- Stated exercise: Extract the lines that hold the string "عنده".

[Begin Data records]

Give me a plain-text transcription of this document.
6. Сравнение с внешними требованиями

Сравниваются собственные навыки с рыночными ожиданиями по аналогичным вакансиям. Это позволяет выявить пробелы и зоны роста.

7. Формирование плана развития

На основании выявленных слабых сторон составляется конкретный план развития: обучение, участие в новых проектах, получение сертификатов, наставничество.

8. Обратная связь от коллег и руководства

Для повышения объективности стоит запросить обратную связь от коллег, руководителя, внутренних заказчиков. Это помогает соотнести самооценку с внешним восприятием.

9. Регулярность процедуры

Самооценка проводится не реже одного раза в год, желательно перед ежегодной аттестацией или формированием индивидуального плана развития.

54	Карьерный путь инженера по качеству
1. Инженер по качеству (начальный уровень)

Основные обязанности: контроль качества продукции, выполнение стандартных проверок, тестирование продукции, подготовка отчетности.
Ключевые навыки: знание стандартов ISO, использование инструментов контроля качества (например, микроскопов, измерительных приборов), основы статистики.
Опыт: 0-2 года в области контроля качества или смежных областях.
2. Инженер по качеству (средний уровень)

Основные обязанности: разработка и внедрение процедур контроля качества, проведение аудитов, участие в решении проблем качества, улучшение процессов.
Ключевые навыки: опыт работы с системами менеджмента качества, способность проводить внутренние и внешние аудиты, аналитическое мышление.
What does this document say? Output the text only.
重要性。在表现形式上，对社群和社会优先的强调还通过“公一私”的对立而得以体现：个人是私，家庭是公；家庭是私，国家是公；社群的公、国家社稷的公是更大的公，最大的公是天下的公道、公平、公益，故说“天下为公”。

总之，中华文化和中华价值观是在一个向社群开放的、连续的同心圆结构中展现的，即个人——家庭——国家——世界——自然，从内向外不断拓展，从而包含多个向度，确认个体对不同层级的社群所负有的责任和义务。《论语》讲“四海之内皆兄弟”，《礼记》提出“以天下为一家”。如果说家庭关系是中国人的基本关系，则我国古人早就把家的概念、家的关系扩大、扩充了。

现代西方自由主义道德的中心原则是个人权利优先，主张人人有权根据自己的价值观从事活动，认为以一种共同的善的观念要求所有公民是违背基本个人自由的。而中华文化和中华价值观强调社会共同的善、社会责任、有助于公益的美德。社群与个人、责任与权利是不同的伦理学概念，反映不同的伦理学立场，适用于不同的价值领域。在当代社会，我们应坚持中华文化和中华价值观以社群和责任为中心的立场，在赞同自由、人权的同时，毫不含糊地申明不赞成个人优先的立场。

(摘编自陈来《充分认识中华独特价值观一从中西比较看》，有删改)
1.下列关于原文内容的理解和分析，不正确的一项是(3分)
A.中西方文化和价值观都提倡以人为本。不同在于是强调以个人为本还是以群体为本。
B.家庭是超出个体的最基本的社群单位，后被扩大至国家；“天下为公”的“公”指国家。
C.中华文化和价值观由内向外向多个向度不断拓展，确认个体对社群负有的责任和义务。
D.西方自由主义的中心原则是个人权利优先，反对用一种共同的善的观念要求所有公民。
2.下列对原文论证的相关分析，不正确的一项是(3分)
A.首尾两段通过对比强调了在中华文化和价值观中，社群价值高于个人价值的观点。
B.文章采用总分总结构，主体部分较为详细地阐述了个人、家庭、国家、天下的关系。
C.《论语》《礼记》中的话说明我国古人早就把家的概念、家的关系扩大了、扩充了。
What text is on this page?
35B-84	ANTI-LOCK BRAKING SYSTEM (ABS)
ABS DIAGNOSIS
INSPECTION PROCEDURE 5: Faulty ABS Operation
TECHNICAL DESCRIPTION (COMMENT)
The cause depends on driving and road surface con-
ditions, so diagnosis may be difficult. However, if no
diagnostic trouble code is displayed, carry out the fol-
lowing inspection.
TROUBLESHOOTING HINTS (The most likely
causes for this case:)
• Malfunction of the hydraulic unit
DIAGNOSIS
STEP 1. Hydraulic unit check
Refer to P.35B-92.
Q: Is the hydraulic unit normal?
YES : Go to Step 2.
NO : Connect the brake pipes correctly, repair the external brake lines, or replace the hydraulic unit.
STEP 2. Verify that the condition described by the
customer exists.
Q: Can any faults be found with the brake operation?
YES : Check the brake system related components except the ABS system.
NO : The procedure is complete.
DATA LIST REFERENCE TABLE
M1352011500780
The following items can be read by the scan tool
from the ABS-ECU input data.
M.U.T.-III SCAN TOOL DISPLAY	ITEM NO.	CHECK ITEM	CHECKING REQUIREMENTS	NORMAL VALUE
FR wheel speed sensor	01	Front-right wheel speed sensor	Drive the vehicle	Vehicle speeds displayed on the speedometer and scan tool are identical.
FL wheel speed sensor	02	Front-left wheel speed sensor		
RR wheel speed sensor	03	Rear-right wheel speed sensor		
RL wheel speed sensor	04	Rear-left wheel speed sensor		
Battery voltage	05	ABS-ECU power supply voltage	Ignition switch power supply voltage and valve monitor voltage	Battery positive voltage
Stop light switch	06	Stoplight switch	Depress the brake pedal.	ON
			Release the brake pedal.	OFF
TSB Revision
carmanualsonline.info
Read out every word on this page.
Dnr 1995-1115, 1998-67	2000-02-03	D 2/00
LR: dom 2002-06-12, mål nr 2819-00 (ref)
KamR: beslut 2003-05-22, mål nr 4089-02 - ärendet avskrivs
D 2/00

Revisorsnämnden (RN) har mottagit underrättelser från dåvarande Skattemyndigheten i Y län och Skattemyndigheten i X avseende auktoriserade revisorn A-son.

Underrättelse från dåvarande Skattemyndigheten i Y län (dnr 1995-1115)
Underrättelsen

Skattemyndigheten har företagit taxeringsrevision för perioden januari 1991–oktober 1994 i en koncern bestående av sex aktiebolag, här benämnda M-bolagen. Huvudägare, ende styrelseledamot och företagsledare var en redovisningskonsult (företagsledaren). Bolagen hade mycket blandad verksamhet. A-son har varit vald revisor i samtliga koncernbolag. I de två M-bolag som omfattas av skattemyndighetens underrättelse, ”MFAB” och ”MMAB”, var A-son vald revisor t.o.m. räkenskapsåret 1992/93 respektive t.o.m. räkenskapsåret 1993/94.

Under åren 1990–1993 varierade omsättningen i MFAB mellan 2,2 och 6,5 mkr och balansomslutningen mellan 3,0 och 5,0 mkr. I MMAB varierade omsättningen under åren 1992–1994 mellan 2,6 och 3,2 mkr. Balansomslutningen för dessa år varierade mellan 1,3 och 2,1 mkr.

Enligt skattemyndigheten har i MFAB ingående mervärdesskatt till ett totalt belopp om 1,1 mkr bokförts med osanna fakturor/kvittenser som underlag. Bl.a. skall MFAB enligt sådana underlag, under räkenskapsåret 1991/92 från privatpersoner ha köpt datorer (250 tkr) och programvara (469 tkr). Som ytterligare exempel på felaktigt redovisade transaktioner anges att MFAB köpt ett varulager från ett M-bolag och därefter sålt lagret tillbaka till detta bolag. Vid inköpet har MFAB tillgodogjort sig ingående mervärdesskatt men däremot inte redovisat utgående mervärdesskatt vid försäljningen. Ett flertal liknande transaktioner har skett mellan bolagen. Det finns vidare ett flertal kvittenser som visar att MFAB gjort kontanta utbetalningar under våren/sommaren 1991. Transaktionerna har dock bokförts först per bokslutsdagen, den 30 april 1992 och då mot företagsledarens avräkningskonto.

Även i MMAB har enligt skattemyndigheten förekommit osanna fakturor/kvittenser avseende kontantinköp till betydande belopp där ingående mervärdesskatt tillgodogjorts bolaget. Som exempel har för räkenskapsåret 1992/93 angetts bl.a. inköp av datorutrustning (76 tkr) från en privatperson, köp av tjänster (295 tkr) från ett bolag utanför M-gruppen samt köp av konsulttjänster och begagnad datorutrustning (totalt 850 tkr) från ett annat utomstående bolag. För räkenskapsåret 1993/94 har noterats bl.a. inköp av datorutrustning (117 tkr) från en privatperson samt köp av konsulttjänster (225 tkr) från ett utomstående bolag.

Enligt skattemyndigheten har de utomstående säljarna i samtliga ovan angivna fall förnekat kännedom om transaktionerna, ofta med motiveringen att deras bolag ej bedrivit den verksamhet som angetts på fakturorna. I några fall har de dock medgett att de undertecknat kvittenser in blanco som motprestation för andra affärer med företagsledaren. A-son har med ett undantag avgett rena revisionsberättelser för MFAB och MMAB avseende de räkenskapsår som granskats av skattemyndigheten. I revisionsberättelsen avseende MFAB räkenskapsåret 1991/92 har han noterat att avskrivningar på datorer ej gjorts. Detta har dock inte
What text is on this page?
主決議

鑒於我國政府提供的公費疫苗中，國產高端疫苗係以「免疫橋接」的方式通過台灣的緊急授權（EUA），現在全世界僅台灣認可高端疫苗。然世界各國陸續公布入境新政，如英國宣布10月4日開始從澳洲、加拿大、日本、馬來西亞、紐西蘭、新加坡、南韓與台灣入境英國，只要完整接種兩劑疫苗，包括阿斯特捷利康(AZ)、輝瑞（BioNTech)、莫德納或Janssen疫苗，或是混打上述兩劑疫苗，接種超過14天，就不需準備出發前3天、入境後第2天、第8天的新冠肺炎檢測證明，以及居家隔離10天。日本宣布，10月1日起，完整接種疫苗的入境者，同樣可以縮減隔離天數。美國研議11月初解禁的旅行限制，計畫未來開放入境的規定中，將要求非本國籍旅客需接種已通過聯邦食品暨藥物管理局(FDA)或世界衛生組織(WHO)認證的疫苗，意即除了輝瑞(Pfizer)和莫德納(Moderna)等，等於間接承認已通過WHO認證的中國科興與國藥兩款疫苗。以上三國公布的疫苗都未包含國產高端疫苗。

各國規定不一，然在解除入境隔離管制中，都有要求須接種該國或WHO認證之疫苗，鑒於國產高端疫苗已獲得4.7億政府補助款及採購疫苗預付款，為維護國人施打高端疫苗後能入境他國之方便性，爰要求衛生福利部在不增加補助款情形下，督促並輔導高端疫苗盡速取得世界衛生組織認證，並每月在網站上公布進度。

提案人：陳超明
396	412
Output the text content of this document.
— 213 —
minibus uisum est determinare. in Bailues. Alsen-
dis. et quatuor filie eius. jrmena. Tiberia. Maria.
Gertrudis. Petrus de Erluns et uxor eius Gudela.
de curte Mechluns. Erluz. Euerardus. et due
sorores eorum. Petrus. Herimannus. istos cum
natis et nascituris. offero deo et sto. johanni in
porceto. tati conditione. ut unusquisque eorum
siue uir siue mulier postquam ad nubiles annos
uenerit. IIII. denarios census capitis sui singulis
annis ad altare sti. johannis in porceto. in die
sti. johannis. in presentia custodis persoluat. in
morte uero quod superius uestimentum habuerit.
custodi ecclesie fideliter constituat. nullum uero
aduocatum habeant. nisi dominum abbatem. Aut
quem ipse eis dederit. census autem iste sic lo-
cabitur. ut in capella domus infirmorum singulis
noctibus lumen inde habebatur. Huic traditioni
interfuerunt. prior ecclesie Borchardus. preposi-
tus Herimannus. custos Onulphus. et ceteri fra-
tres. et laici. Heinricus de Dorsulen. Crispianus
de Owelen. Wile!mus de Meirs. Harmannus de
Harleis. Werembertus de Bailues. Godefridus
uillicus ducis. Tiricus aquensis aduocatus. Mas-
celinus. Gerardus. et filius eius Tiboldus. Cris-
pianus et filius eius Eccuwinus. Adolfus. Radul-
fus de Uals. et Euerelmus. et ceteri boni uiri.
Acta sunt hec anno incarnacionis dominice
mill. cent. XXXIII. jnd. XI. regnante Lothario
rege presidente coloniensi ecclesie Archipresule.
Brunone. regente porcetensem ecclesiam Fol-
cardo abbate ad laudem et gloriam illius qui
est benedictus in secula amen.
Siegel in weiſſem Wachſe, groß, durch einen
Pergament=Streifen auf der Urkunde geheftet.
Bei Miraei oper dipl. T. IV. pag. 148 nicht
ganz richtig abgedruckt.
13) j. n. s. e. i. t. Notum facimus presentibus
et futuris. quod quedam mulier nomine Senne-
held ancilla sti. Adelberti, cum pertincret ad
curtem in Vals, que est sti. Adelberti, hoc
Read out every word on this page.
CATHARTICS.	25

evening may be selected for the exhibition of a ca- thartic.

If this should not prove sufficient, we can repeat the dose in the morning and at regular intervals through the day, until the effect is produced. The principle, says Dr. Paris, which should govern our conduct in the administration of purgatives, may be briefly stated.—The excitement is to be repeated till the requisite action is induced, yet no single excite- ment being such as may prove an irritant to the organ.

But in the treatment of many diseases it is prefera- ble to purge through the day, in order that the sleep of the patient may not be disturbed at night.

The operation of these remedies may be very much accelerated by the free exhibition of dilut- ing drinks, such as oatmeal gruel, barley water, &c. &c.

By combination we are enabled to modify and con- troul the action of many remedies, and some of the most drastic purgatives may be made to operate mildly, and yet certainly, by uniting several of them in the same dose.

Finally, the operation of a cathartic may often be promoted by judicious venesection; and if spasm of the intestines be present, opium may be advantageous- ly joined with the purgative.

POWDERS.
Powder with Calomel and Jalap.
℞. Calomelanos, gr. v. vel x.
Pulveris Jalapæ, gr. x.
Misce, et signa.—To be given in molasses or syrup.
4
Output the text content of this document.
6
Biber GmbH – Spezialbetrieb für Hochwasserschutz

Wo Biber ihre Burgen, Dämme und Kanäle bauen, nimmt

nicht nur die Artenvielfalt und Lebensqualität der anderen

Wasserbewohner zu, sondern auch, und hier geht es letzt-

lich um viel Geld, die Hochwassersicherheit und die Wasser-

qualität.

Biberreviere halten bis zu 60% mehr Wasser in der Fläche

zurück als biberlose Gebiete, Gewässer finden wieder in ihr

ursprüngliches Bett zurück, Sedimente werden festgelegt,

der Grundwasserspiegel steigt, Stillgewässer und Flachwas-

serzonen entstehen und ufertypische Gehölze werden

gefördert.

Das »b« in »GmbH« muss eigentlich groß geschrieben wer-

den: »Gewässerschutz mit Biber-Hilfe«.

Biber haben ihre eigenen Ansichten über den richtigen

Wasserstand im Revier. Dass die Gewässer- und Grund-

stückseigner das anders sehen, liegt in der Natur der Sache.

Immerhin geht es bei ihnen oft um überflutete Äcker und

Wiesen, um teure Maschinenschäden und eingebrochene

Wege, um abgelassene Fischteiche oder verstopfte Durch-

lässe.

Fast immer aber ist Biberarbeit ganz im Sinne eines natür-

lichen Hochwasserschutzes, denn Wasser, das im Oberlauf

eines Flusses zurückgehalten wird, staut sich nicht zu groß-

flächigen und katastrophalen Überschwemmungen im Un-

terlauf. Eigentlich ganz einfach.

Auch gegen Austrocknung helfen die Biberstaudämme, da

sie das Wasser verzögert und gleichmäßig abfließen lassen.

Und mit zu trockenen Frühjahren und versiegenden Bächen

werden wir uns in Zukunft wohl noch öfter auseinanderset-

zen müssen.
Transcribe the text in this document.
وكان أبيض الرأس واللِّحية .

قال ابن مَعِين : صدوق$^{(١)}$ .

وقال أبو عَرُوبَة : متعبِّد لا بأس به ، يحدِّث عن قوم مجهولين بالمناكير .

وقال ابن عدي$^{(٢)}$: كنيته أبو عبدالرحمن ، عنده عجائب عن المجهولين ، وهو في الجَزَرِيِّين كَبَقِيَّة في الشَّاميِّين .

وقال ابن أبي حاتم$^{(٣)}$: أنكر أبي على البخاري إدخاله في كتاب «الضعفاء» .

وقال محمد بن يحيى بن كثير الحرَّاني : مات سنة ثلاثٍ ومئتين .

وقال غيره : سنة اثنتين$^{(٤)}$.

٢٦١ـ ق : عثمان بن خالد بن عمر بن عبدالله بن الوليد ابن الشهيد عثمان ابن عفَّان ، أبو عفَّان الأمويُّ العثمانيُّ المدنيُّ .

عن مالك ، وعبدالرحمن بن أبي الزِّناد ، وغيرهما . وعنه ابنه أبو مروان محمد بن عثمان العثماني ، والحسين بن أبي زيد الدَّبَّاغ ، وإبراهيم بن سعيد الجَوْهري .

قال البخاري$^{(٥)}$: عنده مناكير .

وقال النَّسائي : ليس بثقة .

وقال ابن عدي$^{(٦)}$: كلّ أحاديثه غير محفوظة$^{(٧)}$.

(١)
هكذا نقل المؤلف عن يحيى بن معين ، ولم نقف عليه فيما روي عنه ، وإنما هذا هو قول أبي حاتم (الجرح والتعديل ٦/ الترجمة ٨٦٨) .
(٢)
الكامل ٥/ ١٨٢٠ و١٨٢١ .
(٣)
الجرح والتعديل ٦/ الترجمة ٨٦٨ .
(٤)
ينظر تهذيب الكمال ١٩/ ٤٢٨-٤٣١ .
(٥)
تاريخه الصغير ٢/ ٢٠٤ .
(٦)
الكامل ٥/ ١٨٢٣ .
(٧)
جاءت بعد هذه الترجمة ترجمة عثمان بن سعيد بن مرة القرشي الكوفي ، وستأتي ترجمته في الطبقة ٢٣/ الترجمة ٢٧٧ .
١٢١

[End Data records]

- Finished answer:
وقال ابن عدي$^{(٢)}$: كنيته أبو عبدالرحمن ، عنده عجائب عن المجهولين ، وهو في الجَزَرِيِّين كَبَقِيَّة في الشَّاميِّين .
قال البخاري$^{(٥)}$: عنده مناكير .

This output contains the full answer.